— start —

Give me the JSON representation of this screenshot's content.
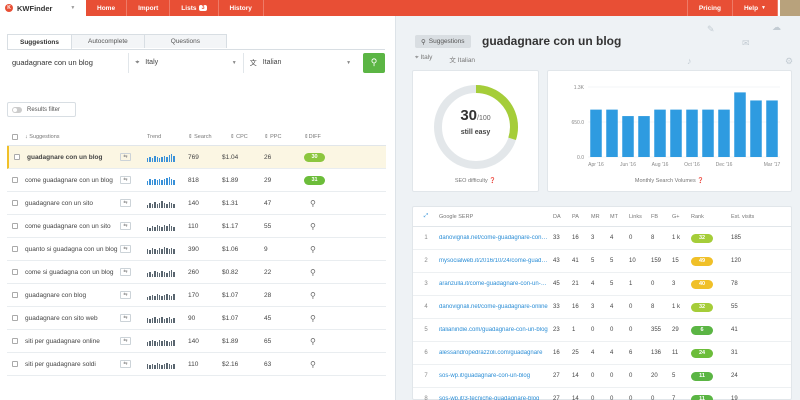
{
  "app": {
    "name": "KWFinder"
  },
  "nav": {
    "items": [
      "Home",
      "Import",
      "Lists",
      "History"
    ],
    "lists_count": "3",
    "right": [
      "Pricing",
      "Help"
    ]
  },
  "tabs": [
    "Suggestions",
    "Autocomplete",
    "Questions"
  ],
  "search": {
    "keyword": "guadagnare con un blog",
    "location": "Italy",
    "language": "Italian"
  },
  "filter_label": "Results filter",
  "table": {
    "headers": {
      "suggestions": "Suggestions",
      "trend": "Trend",
      "search": "Search",
      "cpc": "CPC",
      "ppc": "PPC",
      "diff": "DIFF"
    },
    "rows": [
      {
        "kw": "guadagnare con un blog",
        "search": "769",
        "cpc": "$1.04",
        "ppc": "26",
        "diff": "30",
        "color": "#8cc63f",
        "trend": [
          4,
          5,
          4,
          6,
          5,
          4,
          5,
          6,
          5,
          7,
          8,
          6
        ]
      },
      {
        "kw": "come guadagnare con un blog",
        "search": "818",
        "cpc": "$1.89",
        "ppc": "29",
        "diff": "31",
        "color": "#6cbd3a",
        "trend": [
          4,
          6,
          5,
          6,
          5,
          6,
          5,
          6,
          7,
          8,
          6,
          5
        ]
      },
      {
        "kw": "guadagnare con un sito",
        "search": "140",
        "cpc": "$1.31",
        "ppc": "47",
        "diff": "",
        "color": "",
        "trend": [
          3,
          5,
          4,
          6,
          4,
          5,
          7,
          5,
          4,
          6,
          5,
          4
        ]
      },
      {
        "kw": "come guadagnare con un sito",
        "search": "110",
        "cpc": "$1.17",
        "ppc": "55",
        "diff": "",
        "color": "",
        "trend": [
          4,
          3,
          5,
          4,
          6,
          5,
          4,
          6,
          5,
          7,
          5,
          4
        ]
      },
      {
        "kw": "quanto si guadagna con un blog",
        "search": "390",
        "cpc": "$1.06",
        "ppc": "9",
        "diff": "",
        "color": "",
        "trend": [
          5,
          4,
          6,
          5,
          4,
          6,
          5,
          7,
          6,
          5,
          6,
          5
        ]
      },
      {
        "kw": "come si guadagna con un blog",
        "search": "260",
        "cpc": "$0.82",
        "ppc": "22",
        "diff": "",
        "color": "",
        "trend": [
          4,
          5,
          3,
          6,
          5,
          4,
          6,
          5,
          4,
          6,
          7,
          5
        ]
      },
      {
        "kw": "guadagnare con blog",
        "search": "170",
        "cpc": "$1.07",
        "ppc": "28",
        "diff": "",
        "color": "",
        "trend": [
          3,
          4,
          5,
          4,
          6,
          5,
          4,
          5,
          6,
          5,
          4,
          6
        ]
      },
      {
        "kw": "guadagnare con sito web",
        "search": "90",
        "cpc": "$1.07",
        "ppc": "45",
        "diff": "",
        "color": "",
        "trend": [
          5,
          4,
          5,
          6,
          4,
          5,
          6,
          4,
          5,
          6,
          4,
          5
        ]
      },
      {
        "kw": "siti per guadagnare online",
        "search": "140",
        "cpc": "$1.89",
        "ppc": "65",
        "diff": "",
        "color": "",
        "trend": [
          4,
          5,
          6,
          5,
          4,
          6,
          5,
          6,
          5,
          4,
          5,
          6
        ]
      },
      {
        "kw": "siti per guadagnare soldi",
        "search": "110",
        "cpc": "$2.16",
        "ppc": "63",
        "diff": "",
        "color": "",
        "trend": [
          5,
          4,
          5,
          4,
          6,
          5,
          4,
          5,
          6,
          5,
          4,
          5
        ]
      }
    ]
  },
  "detail": {
    "tag": "Suggestions",
    "keyword": "guadagnare con un blog",
    "location": "Italy",
    "language": "Italian",
    "difficulty": {
      "value": "30",
      "max": "/100",
      "label": "still easy",
      "caption": "SEO difficulty",
      "fraction": 0.3
    },
    "volume_caption": "Monthly Search Volumes"
  },
  "chart_data": {
    "type": "bar",
    "categories": [
      "Apr '16",
      "May '16",
      "Jun '16",
      "Jul '16",
      "Aug '16",
      "Sep '16",
      "Oct '16",
      "Nov '16",
      "Dec '16",
      "Jan '17",
      "Feb '17",
      "Mar '17"
    ],
    "x_tick_labels": [
      "Apr '16",
      "Jun '16",
      "Aug '16",
      "Oct '16",
      "Dec '16",
      "Mar '17"
    ],
    "values": [
      880,
      880,
      760,
      760,
      880,
      880,
      880,
      880,
      880,
      1200,
      1050,
      1050
    ],
    "ylim": [
      0,
      1300
    ],
    "y_ticks": [
      "1.3K",
      "650.0",
      "0.0"
    ],
    "color": "#2e9be0"
  },
  "serp": {
    "headers": [
      "Google SERP",
      "DA",
      "PA",
      "MR",
      "MT",
      "Links",
      "FB",
      "G+",
      "Rank",
      "Est. visits"
    ],
    "rows": [
      {
        "n": "1",
        "url": "danovignali.net/come-guadagnare-con-un-blog",
        "da": "33",
        "pa": "16",
        "mr": "3",
        "mt": "4",
        "links": "0",
        "fb": "8",
        "g": "1 k",
        "rank": "32",
        "rc": "#a5cd39",
        "ev": "185"
      },
      {
        "n": "2",
        "url": "mysocialweb.it/2016/10/24/come-guadagnare",
        "da": "43",
        "pa": "41",
        "mr": "5",
        "mt": "5",
        "links": "10",
        "fb": "159",
        "g": "15",
        "rank": "49",
        "rc": "#f0c028",
        "ev": "120"
      },
      {
        "n": "3",
        "url": "aranzulla.it/come-guadagnare-con-un-blog",
        "da": "45",
        "pa": "21",
        "mr": "4",
        "mt": "5",
        "links": "1",
        "fb": "0",
        "g": "3",
        "rank": "40",
        "rc": "#f0c028",
        "ev": "78"
      },
      {
        "n": "4",
        "url": "danovignali.net/come-guadagnare-online",
        "da": "33",
        "pa": "16",
        "mr": "3",
        "mt": "4",
        "links": "0",
        "fb": "8",
        "g": "1 k",
        "rank": "32",
        "rc": "#a5cd39",
        "ev": "55"
      },
      {
        "n": "5",
        "url": "italianindie.com/guadagnare-con-un-blog",
        "da": "23",
        "pa": "1",
        "mr": "0",
        "mt": "0",
        "links": "0",
        "fb": "355",
        "g": "29",
        "rank": "6",
        "rc": "#5bb544",
        "ev": "41"
      },
      {
        "n": "6",
        "url": "alessandropedrazzoli.com/guadagnare",
        "da": "16",
        "pa": "25",
        "mr": "4",
        "mt": "4",
        "links": "6",
        "fb": "136",
        "g": "11",
        "rank": "24",
        "rc": "#6cbd3a",
        "ev": "31"
      },
      {
        "n": "7",
        "url": "sos-wp.it/guadagnare-con-un-blog",
        "da": "27",
        "pa": "14",
        "mr": "0",
        "mt": "0",
        "links": "0",
        "fb": "20",
        "g": "5",
        "rank": "11",
        "rc": "#5bb544",
        "ev": "24"
      },
      {
        "n": "8",
        "url": "sos-wp.it/3-tecniche-guadagnare-blog",
        "da": "27",
        "pa": "14",
        "mr": "0",
        "mt": "0",
        "links": "0",
        "fb": "0",
        "g": "7",
        "rank": "11",
        "rc": "#5bb544",
        "ev": "19"
      }
    ]
  }
}
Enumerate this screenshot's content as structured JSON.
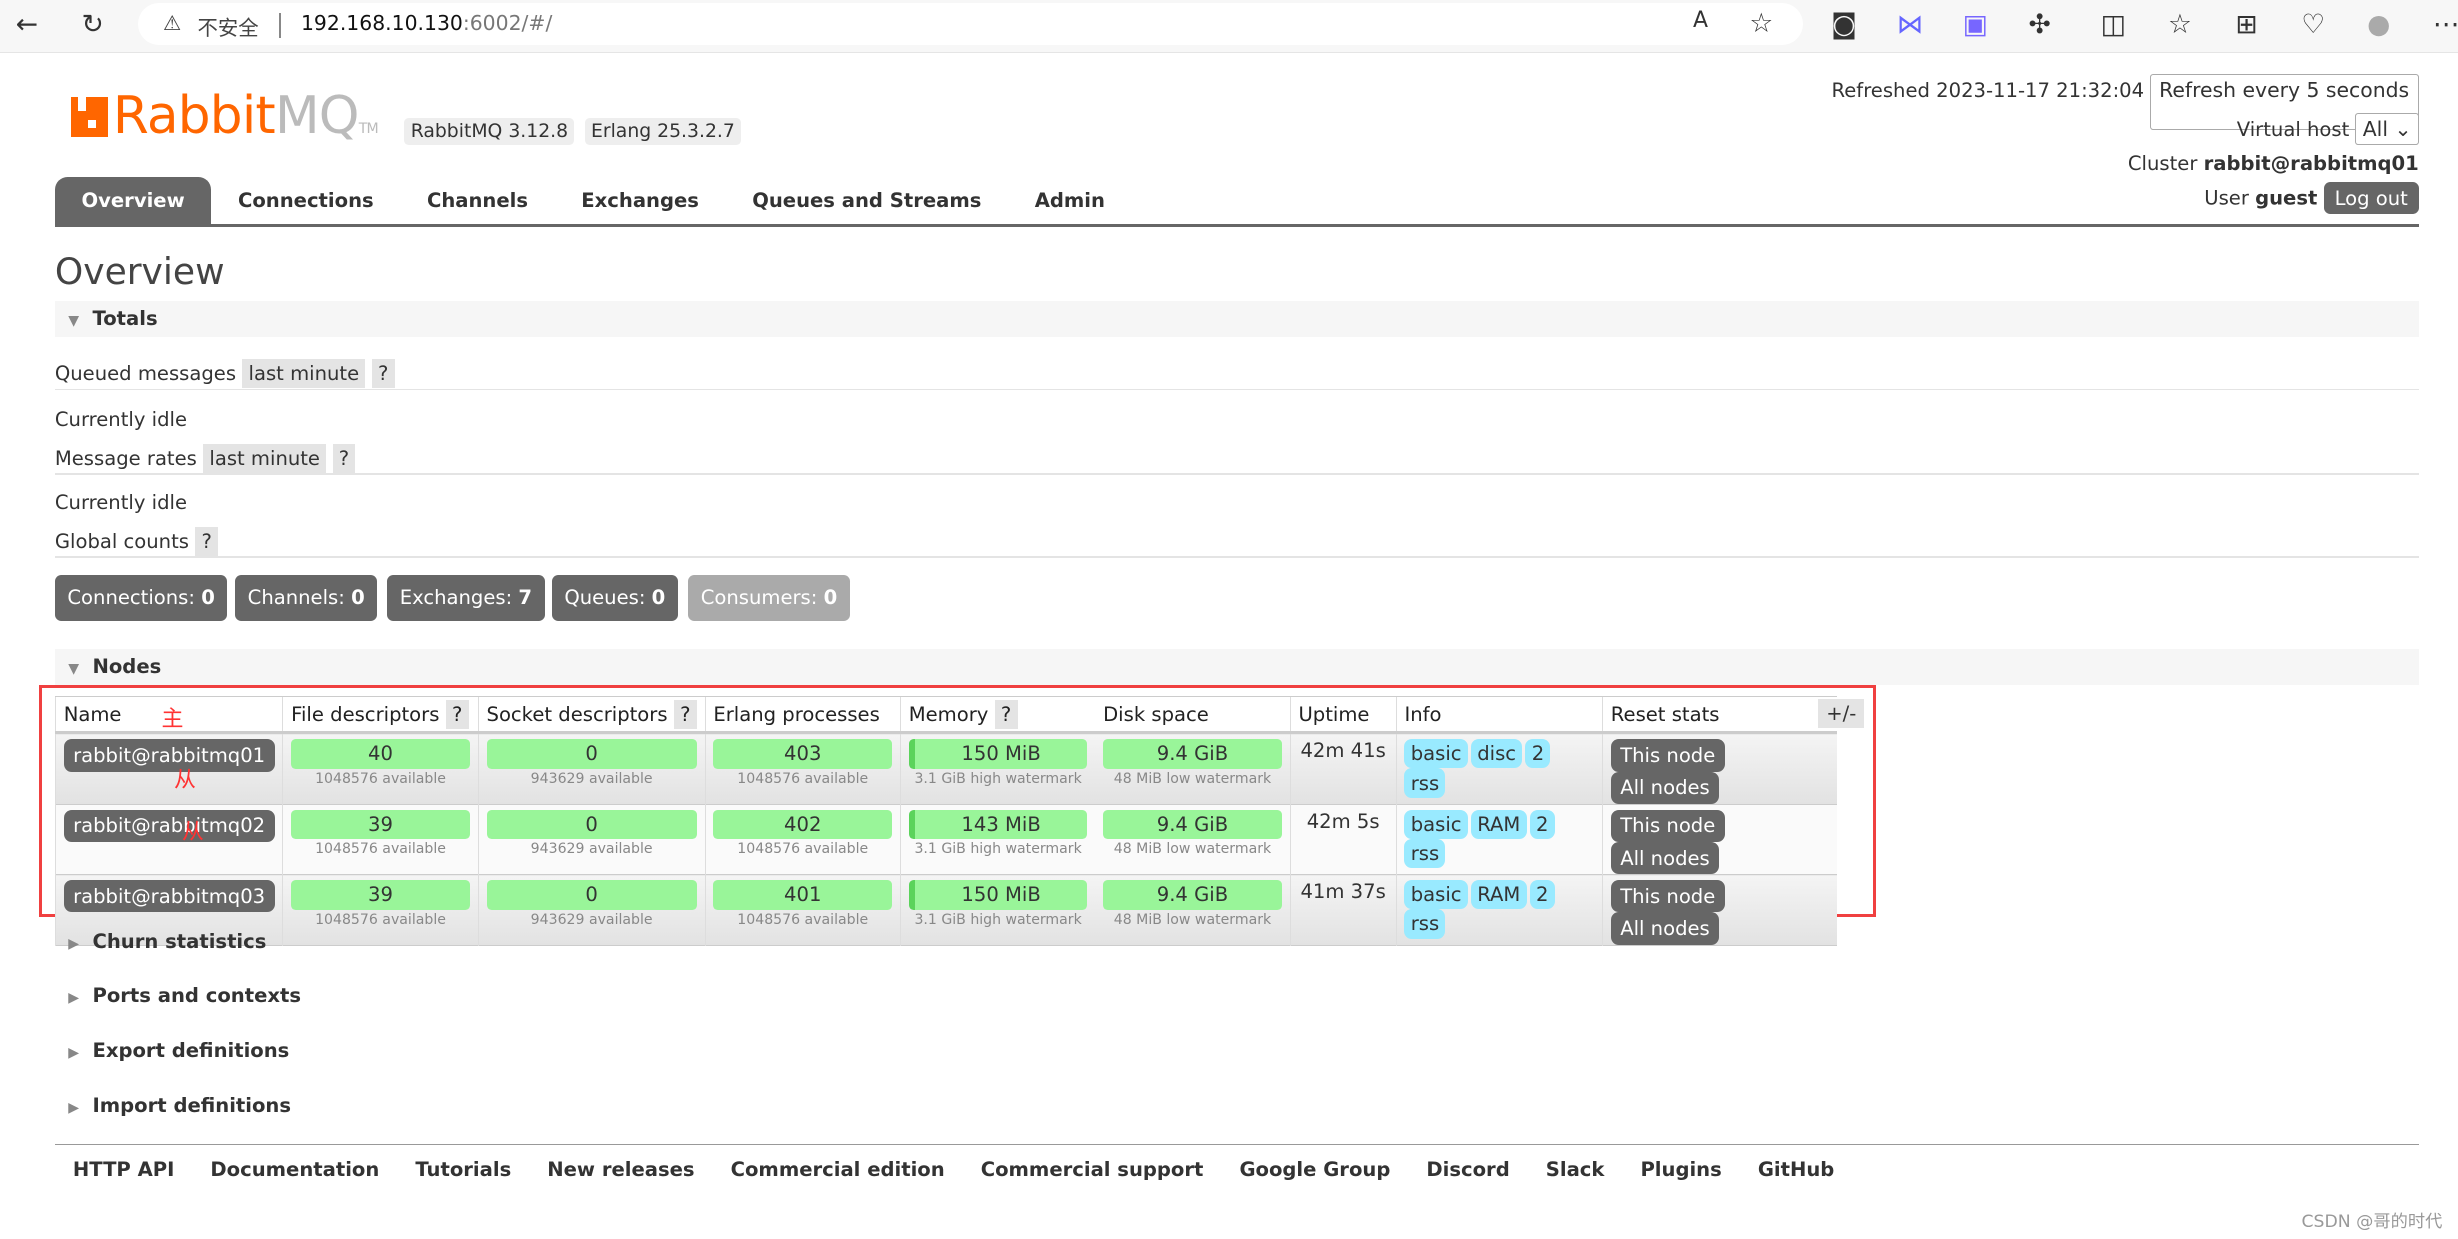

— end —

PROBLEM DETAILS: Wherever a line in the data above holds "danovignali", copy that line.

COMPLETE OUTPUT:
        "url": "danovignali.net/come-guadagnare-con-un-blog",
        "url": "danovignali.net/come-guadagnare-online",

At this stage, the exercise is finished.